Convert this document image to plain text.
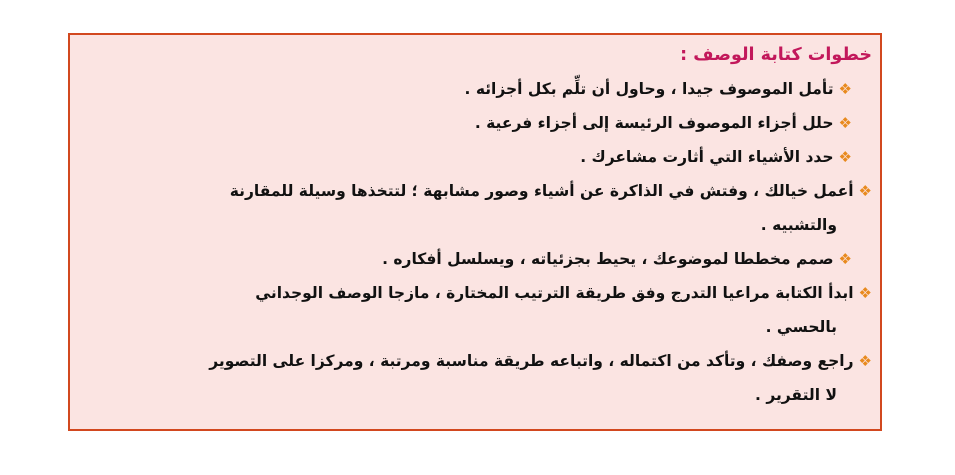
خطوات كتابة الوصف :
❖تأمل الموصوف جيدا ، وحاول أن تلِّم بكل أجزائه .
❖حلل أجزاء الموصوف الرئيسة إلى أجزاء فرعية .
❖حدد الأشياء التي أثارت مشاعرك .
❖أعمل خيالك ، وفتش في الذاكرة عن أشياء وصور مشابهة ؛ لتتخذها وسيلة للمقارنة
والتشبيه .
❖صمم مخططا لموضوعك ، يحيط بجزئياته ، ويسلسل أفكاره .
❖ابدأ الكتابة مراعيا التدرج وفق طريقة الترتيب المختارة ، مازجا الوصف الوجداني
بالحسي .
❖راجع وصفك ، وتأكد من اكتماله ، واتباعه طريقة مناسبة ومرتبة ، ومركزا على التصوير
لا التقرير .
================
THE PROBLEM:
Determine how many lines of the listing above hold the word "الوصف". Report that number without anything else.

SOLUTION FOR THIS PROBLEM:
2